### Exercise description:
Give the data below again exactly as written, without its pictures.

### Data records:
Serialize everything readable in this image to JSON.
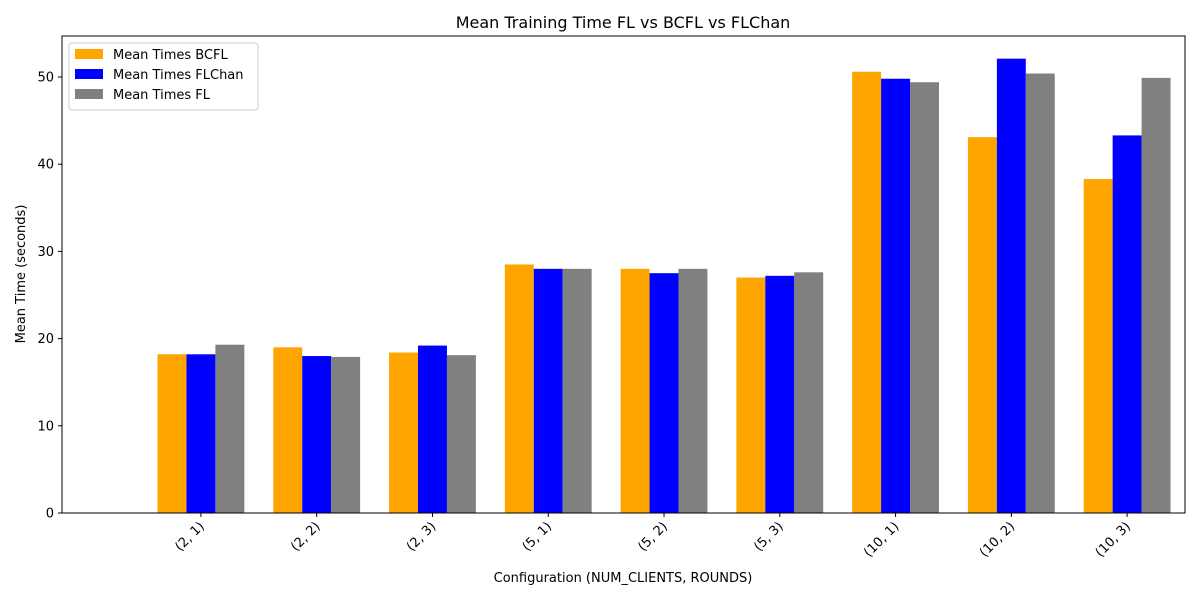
{
  "chart_data": {
    "type": "bar",
    "title": "Mean Training Time FL vs BCFL vs FLChan",
    "xlabel": "Configuration (NUM_CLIENTS, ROUNDS)",
    "ylabel": "Mean Time (seconds)",
    "categories": [
      "(2, 1)",
      "(2, 2)",
      "(2, 3)",
      "(5, 1)",
      "(5, 2)",
      "(5, 3)",
      "(10, 1)",
      "(10, 2)",
      "(10, 3)"
    ],
    "series": [
      {
        "name": "Mean Times BCFL",
        "color": "#FFA500",
        "values": [
          18.2,
          19.0,
          18.4,
          28.5,
          28.0,
          27.0,
          50.6,
          43.1,
          38.3
        ]
      },
      {
        "name": "Mean Times FLChan",
        "color": "#0000FF",
        "values": [
          18.2,
          18.0,
          19.2,
          28.0,
          27.5,
          27.2,
          49.8,
          52.1,
          43.3
        ]
      },
      {
        "name": "Mean Times FL",
        "color": "#808080",
        "values": [
          19.3,
          17.9,
          18.1,
          28.0,
          28.0,
          27.6,
          49.4,
          50.4,
          49.9
        ]
      }
    ],
    "ylim": [
      0,
      54.7
    ],
    "yticks": [
      0,
      10,
      20,
      30,
      40,
      50
    ],
    "grid": false,
    "legend_position": "top-left",
    "x_tick_rotation": -45
  }
}
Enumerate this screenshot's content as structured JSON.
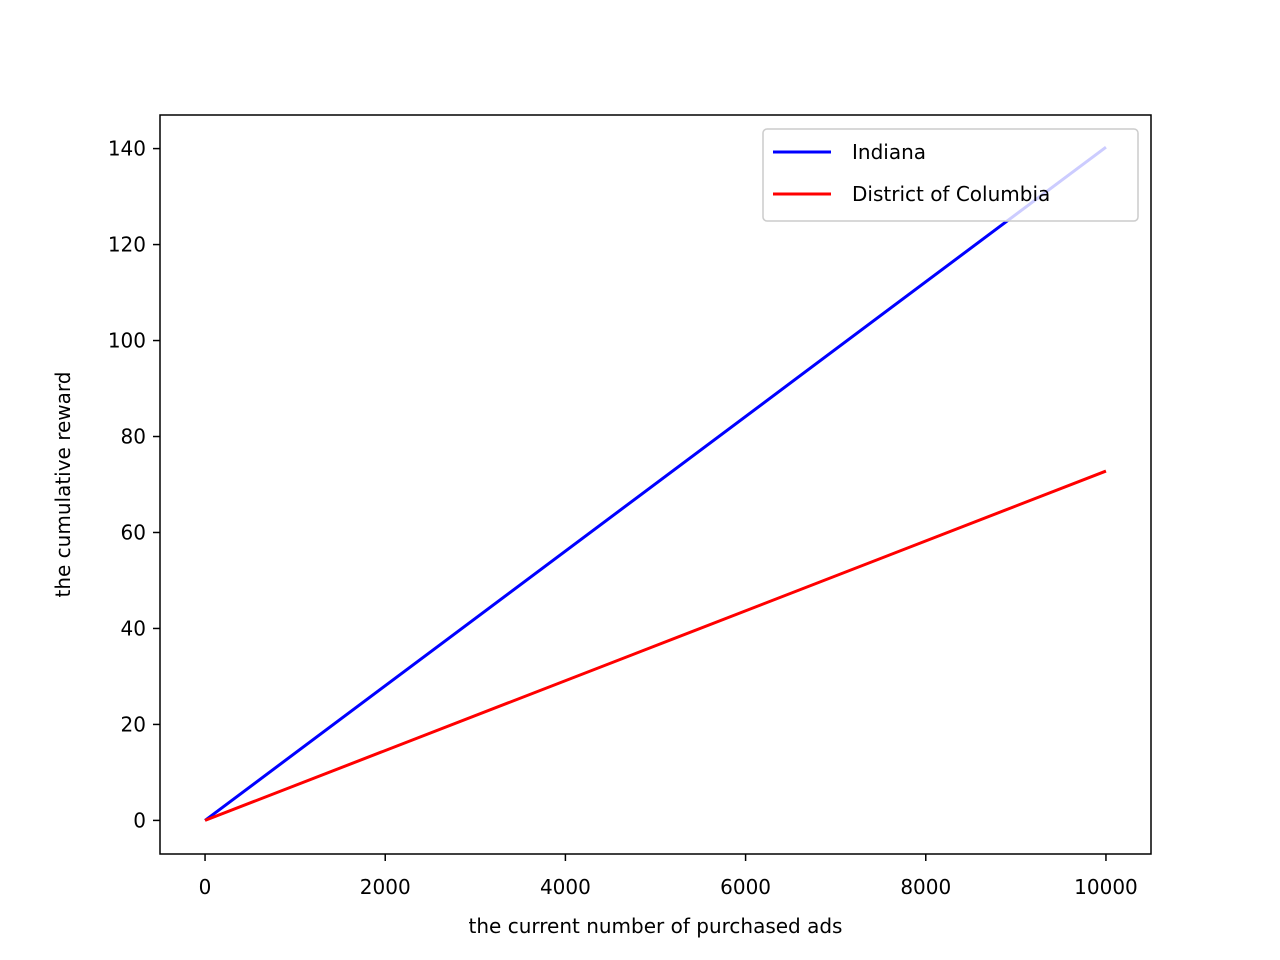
{
  "chart_data": {
    "type": "line",
    "title": "",
    "xlabel": "the current number of purchased ads",
    "ylabel": "the cumulative reward",
    "xlim": [
      -500,
      10500
    ],
    "ylim": [
      -7,
      147
    ],
    "xticks": [
      0,
      2000,
      4000,
      6000,
      8000,
      10000
    ],
    "yticks": [
      0,
      20,
      40,
      60,
      80,
      100,
      120,
      140
    ],
    "grid": false,
    "legend_position": "top-right",
    "series": [
      {
        "name": "Indiana",
        "color": "#0000ff",
        "x": [
          0,
          10000
        ],
        "y": [
          0,
          140.3
        ]
      },
      {
        "name": "District of Columbia",
        "color": "#ff0000",
        "x": [
          0,
          10000
        ],
        "y": [
          0,
          72.8
        ]
      }
    ]
  }
}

### Response below:
Serialize everything readable in this image to JSON.
{
  "chart_data": {
    "type": "bar",
    "title": "Mean Training Time FL vs BCFL vs FLChan",
    "xlabel": "Configuration (NUM_CLIENTS, ROUNDS)",
    "ylabel": "Mean Time (seconds)",
    "categories": [
      "(2, 1)",
      "(2, 2)",
      "(2, 3)",
      "(5, 1)",
      "(5, 2)",
      "(5, 3)",
      "(10, 1)",
      "(10, 2)",
      "(10, 3)"
    ],
    "series": [
      {
        "name": "Mean Times BCFL",
        "color": "#FFA500",
        "values": [
          18.2,
          19.0,
          18.4,
          28.5,
          28.0,
          27.0,
          50.6,
          43.1,
          38.3
        ]
      },
      {
        "name": "Mean Times FLChan",
        "color": "#0000FF",
        "values": [
          18.2,
          18.0,
          19.2,
          28.0,
          27.5,
          27.2,
          49.8,
          52.1,
          43.3
        ]
      },
      {
        "name": "Mean Times FL",
        "color": "#808080",
        "values": [
          19.3,
          17.9,
          18.1,
          28.0,
          28.0,
          27.6,
          49.4,
          50.4,
          49.9
        ]
      }
    ],
    "ylim": [
      0,
      54.7
    ],
    "yticks": [
      0,
      10,
      20,
      30,
      40,
      50
    ],
    "grid": false,
    "legend_position": "top-left",
    "x_tick_rotation": -45
  }
}
Enumerate this screenshot's content as structured JSON.
{
  "chart_data": {
    "type": "line",
    "title": "",
    "xlabel": "the current number of purchased ads",
    "ylabel": "the cumulative reward",
    "xlim": [
      -500,
      10500
    ],
    "ylim": [
      -7,
      147
    ],
    "xticks": [
      0,
      2000,
      4000,
      6000,
      8000,
      10000
    ],
    "yticks": [
      0,
      20,
      40,
      60,
      80,
      100,
      120,
      140
    ],
    "grid": false,
    "legend_position": "top-right",
    "series": [
      {
        "name": "Indiana",
        "color": "#0000ff",
        "x": [
          0,
          10000
        ],
        "y": [
          0,
          140.3
        ]
      },
      {
        "name": "District of Columbia",
        "color": "#ff0000",
        "x": [
          0,
          10000
        ],
        "y": [
          0,
          72.8
        ]
      }
    ]
  }
}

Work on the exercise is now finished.